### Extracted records
- - - - -
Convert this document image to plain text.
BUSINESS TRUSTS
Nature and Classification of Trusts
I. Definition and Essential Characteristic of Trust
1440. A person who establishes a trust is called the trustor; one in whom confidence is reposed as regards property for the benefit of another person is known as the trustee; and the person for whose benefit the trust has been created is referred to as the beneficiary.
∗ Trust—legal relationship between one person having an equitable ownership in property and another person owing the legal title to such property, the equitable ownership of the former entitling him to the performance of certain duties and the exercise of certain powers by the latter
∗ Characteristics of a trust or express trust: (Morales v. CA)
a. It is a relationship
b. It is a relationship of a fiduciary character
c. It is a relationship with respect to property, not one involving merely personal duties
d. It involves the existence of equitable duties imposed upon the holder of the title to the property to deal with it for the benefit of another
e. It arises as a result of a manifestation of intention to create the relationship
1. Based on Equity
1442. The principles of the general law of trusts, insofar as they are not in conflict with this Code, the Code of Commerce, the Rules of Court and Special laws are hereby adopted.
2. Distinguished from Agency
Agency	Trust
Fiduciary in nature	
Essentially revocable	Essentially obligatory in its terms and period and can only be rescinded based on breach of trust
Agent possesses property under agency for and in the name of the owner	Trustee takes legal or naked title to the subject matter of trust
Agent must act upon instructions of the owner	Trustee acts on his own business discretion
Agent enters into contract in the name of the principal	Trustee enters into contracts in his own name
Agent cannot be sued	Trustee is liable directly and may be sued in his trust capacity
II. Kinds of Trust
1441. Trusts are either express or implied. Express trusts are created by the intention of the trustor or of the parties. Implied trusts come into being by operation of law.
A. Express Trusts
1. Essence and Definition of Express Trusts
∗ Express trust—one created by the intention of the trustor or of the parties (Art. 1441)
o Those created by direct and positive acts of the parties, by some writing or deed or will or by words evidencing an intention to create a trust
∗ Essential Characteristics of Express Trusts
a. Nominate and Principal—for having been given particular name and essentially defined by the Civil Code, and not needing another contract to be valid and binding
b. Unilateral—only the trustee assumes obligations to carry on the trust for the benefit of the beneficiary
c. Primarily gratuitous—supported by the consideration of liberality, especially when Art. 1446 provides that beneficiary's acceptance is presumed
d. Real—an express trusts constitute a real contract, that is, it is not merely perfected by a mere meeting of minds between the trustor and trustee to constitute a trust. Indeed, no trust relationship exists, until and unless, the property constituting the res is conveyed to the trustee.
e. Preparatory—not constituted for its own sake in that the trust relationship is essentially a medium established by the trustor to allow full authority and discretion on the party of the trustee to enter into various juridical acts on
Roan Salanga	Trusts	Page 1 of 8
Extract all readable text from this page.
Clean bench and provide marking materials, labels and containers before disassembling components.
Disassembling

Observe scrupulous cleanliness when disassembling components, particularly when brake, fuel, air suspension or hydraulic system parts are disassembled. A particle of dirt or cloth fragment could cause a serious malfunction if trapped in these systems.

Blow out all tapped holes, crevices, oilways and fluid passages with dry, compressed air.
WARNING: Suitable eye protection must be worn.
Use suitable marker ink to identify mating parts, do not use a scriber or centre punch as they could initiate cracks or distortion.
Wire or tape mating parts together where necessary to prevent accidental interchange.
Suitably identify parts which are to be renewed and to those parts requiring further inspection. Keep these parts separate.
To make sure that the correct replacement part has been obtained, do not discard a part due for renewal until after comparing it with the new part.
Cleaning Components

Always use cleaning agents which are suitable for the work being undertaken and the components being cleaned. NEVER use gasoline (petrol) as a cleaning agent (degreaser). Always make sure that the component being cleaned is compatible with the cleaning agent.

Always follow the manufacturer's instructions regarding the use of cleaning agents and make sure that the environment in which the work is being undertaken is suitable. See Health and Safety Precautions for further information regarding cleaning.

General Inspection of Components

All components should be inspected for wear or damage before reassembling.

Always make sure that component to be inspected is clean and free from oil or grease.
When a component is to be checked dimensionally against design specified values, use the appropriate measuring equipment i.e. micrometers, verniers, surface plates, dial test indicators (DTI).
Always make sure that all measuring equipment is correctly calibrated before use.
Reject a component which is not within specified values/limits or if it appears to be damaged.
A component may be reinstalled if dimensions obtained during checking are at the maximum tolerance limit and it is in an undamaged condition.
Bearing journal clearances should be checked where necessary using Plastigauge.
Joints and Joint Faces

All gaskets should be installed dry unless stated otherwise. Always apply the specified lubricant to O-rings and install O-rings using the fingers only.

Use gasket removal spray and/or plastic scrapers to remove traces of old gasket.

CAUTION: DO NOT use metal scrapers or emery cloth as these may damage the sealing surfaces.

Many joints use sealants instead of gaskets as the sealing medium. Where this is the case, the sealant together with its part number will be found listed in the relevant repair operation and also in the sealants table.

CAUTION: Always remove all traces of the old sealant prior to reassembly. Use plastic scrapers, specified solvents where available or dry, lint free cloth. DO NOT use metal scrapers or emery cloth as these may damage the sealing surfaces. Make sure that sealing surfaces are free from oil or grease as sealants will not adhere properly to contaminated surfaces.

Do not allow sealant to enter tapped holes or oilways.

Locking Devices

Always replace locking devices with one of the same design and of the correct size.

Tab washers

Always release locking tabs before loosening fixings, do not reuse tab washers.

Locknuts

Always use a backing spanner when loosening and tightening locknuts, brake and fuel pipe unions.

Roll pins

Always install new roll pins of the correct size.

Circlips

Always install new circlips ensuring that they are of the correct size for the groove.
- - - - -
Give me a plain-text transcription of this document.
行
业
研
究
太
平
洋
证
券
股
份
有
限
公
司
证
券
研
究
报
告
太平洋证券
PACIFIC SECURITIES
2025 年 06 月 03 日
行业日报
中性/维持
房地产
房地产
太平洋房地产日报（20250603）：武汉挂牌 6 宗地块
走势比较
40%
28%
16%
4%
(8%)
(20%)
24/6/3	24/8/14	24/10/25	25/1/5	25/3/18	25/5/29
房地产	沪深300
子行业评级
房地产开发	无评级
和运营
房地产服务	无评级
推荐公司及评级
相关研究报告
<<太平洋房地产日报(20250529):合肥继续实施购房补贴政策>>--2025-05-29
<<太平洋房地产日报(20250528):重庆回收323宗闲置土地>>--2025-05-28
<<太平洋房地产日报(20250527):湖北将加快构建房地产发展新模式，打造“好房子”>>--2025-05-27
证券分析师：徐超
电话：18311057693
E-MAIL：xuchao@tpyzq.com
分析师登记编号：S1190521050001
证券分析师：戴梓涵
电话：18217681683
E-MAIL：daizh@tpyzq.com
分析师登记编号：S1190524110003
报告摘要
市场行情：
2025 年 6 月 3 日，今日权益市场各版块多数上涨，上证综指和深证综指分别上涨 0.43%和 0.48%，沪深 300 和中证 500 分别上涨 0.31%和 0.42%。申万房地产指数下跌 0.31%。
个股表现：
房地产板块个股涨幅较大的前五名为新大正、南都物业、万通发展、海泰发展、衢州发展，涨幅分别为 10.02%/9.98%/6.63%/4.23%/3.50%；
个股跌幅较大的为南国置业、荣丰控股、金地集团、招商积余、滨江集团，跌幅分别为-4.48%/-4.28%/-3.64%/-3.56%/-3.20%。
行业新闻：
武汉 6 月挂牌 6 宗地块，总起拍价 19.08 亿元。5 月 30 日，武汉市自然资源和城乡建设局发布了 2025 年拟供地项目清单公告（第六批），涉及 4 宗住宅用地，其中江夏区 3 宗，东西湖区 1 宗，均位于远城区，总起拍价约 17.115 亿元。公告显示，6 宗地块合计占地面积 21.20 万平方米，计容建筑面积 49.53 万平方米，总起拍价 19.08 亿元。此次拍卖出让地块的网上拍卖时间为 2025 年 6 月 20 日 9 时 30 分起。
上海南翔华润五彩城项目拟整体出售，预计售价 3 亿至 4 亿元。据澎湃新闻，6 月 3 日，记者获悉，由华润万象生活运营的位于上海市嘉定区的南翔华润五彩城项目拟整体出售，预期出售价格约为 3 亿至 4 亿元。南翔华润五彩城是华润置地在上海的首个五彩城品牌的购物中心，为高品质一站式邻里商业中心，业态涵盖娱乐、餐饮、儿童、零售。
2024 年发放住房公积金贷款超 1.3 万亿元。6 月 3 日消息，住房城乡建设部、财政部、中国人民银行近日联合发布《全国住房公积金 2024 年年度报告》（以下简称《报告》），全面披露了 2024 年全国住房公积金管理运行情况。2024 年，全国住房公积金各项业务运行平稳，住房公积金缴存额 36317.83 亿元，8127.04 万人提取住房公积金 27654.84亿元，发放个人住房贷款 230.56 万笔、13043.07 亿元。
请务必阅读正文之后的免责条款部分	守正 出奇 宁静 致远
- - - - -
Pull every line containing the word "measuring" out of the material and copy it.

When a component is to be checked dimensionally against design specified values, use the appropriate measuring equipment i.e. micrometers, verniers, surface plates, dial test indicators (DTI).
Always make sure that all measuring equipment is correctly calibrated before use.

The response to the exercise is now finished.